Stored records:
* start *

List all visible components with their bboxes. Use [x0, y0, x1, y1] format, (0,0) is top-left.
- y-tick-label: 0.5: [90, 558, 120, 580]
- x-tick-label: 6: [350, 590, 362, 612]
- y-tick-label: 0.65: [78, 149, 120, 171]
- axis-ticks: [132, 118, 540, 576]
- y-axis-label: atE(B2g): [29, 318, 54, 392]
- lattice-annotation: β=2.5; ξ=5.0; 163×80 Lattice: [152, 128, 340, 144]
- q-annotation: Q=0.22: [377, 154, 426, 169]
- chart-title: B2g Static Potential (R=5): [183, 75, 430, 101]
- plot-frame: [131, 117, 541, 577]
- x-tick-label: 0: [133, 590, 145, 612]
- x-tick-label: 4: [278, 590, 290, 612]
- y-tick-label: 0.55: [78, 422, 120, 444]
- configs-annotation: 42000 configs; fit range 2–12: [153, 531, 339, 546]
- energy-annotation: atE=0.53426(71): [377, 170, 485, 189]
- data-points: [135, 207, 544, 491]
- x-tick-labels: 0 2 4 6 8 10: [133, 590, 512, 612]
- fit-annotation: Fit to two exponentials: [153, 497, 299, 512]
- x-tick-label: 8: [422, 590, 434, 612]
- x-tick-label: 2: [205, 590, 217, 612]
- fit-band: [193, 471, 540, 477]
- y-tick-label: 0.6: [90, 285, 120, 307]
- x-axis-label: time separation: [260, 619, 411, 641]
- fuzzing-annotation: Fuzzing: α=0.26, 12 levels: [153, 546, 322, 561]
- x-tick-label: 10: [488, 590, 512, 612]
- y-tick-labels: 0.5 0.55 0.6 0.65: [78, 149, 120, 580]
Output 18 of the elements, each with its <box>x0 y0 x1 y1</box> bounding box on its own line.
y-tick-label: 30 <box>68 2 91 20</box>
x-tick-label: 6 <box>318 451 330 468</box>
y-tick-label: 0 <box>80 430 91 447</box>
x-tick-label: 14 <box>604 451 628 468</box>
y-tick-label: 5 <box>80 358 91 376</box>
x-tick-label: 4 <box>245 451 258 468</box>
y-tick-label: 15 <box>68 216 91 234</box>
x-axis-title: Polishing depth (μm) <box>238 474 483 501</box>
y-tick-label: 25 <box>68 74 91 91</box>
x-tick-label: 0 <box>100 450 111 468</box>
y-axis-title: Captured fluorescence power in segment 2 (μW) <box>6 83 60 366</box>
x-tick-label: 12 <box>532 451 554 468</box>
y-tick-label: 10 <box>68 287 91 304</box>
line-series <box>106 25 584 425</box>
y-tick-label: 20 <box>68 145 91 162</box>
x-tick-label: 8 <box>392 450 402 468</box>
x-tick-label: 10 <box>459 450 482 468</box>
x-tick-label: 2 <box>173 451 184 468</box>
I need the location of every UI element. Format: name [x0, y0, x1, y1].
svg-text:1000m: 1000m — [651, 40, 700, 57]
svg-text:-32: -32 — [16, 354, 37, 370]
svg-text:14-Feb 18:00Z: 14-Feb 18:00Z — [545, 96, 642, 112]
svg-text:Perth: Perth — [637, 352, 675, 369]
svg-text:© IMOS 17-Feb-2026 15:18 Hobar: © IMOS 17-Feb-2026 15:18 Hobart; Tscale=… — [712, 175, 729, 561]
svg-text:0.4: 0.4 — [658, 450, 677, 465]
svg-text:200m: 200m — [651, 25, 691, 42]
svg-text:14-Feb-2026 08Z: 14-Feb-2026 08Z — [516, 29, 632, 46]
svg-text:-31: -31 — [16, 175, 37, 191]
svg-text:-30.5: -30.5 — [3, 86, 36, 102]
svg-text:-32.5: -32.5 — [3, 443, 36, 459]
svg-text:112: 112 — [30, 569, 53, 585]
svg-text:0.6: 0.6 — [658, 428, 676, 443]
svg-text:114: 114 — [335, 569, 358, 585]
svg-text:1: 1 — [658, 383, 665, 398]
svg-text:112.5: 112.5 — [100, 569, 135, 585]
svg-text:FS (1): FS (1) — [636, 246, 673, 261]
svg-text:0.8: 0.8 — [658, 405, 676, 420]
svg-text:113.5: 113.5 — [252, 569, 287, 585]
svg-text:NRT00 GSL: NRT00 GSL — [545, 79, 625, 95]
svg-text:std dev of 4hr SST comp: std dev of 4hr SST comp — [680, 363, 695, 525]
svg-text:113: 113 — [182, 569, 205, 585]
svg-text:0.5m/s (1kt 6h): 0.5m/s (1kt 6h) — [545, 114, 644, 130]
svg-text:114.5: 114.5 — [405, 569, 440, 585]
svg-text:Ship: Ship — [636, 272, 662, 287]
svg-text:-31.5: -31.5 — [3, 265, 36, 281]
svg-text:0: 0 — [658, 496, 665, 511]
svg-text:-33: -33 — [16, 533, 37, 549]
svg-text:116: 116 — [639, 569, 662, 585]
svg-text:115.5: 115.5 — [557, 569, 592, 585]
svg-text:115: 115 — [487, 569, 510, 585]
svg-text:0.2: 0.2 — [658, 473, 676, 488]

* end *

#### [REQUIRED WORK]
Reproduce every one of the stored records above, line for line and character for character, with no changes.

#### [OUTPUT OF THE TASK]
List all visible components with their bboxes. Use [x0, y0, x1, y1] format, (0,0) is top-left.
- y-tick-label: 0.5: [90, 558, 120, 580]
- x-tick-label: 6: [350, 590, 362, 612]
- y-tick-label: 0.65: [78, 149, 120, 171]
- axis-ticks: [132, 118, 540, 576]
- y-axis-label: atE(B2g): [29, 318, 54, 392]
- lattice-annotation: β=2.5; ξ=5.0; 163×80 Lattice: [152, 128, 340, 144]
- q-annotation: Q=0.22: [377, 154, 426, 169]
- chart-title: B2g Static Potential (R=5): [183, 75, 430, 101]
- plot-frame: [131, 117, 541, 577]
- x-tick-label: 0: [133, 590, 145, 612]
- x-tick-label: 4: [278, 590, 290, 612]
- y-tick-label: 0.55: [78, 422, 120, 444]
- configs-annotation: 42000 configs; fit range 2–12: [153, 531, 339, 546]
- energy-annotation: atE=0.53426(71): [377, 170, 485, 189]
- data-points: [135, 207, 544, 491]
- x-tick-labels: 0 2 4 6 8 10: [133, 590, 512, 612]
- fit-annotation: Fit to two exponentials: [153, 497, 299, 512]
- x-tick-label: 8: [422, 590, 434, 612]
- x-tick-label: 2: [205, 590, 217, 612]
- fit-band: [193, 471, 540, 477]
- y-tick-label: 0.6: [90, 285, 120, 307]
- x-axis-label: time separation: [260, 619, 411, 641]
- fuzzing-annotation: Fuzzing: α=0.26, 12 levels: [153, 546, 322, 561]
- x-tick-label: 10: [488, 590, 512, 612]
- y-tick-labels: 0.5 0.55 0.6 0.65: [78, 149, 120, 580]
Output 18 of the elements, each with its <box>x0 y0 x1 y1</box> bounding box on its own line.
y-tick-label: 30 <box>68 2 91 20</box>
x-tick-label: 6 <box>318 451 330 468</box>
y-tick-label: 0 <box>80 430 91 447</box>
x-tick-label: 14 <box>604 451 628 468</box>
y-tick-label: 5 <box>80 358 91 376</box>
x-tick-label: 4 <box>245 451 258 468</box>
y-tick-label: 15 <box>68 216 91 234</box>
x-axis-title: Polishing depth (μm) <box>238 474 483 501</box>
y-tick-label: 25 <box>68 74 91 91</box>
x-tick-label: 0 <box>100 450 111 468</box>
y-axis-title: Captured fluorescence power in segment 2 (μW) <box>6 83 60 366</box>
x-tick-label: 12 <box>532 451 554 468</box>
y-tick-label: 10 <box>68 287 91 304</box>
line-series <box>106 25 584 425</box>
y-tick-label: 20 <box>68 145 91 162</box>
x-tick-label: 8 <box>392 450 402 468</box>
x-tick-label: 10 <box>459 450 482 468</box>
x-tick-label: 2 <box>173 451 184 468</box>
I need the location of every UI element. Format: name [x0, y0, x1, y1].
svg-text:1000m: 1000m — [651, 40, 700, 57]
svg-text:-32: -32 — [16, 354, 37, 370]
svg-text:14-Feb 18:00Z: 14-Feb 18:00Z — [545, 96, 642, 112]
svg-text:Perth: Perth — [637, 352, 675, 369]
svg-text:© IMOS 17-Feb-2026 15:18 Hobar: © IMOS 17-Feb-2026 15:18 Hobart; Tscale=… — [712, 175, 729, 561]
svg-text:0.4: 0.4 — [658, 450, 677, 465]
svg-text:200m: 200m — [651, 25, 691, 42]
svg-text:14-Feb-2026 08Z: 14-Feb-2026 08Z — [516, 29, 632, 46]
svg-text:-31: -31 — [16, 175, 37, 191]
svg-text:-30.5: -30.5 — [3, 86, 36, 102]
svg-text:-32.5: -32.5 — [3, 443, 36, 459]
svg-text:112: 112 — [30, 569, 53, 585]
svg-text:0.6: 0.6 — [658, 428, 676, 443]
svg-text:114: 114 — [335, 569, 358, 585]
svg-text:1: 1 — [658, 383, 665, 398]
svg-text:112.5: 112.5 — [100, 569, 135, 585]
svg-text:FS (1): FS (1) — [636, 246, 673, 261]
svg-text:0.8: 0.8 — [658, 405, 676, 420]
svg-text:113.5: 113.5 — [252, 569, 287, 585]
svg-text:NRT00 GSL: NRT00 GSL — [545, 79, 625, 95]
svg-text:std dev of 4hr SST comp: std dev of 4hr SST comp — [680, 363, 695, 525]
svg-text:113: 113 — [182, 569, 205, 585]
svg-text:0.5m/s (1kt 6h): 0.5m/s (1kt 6h) — [545, 114, 644, 130]
svg-text:114.5: 114.5 — [405, 569, 440, 585]
svg-text:Ship: Ship — [636, 272, 662, 287]
svg-text:-31.5: -31.5 — [3, 265, 36, 281]
svg-text:0: 0 — [658, 496, 665, 511]
svg-text:-33: -33 — [16, 533, 37, 549]
svg-text:116: 116 — [639, 569, 662, 585]
svg-text:115.5: 115.5 — [557, 569, 592, 585]
svg-text:115: 115 — [487, 569, 510, 585]
svg-text:0.2: 0.2 — [658, 473, 676, 488]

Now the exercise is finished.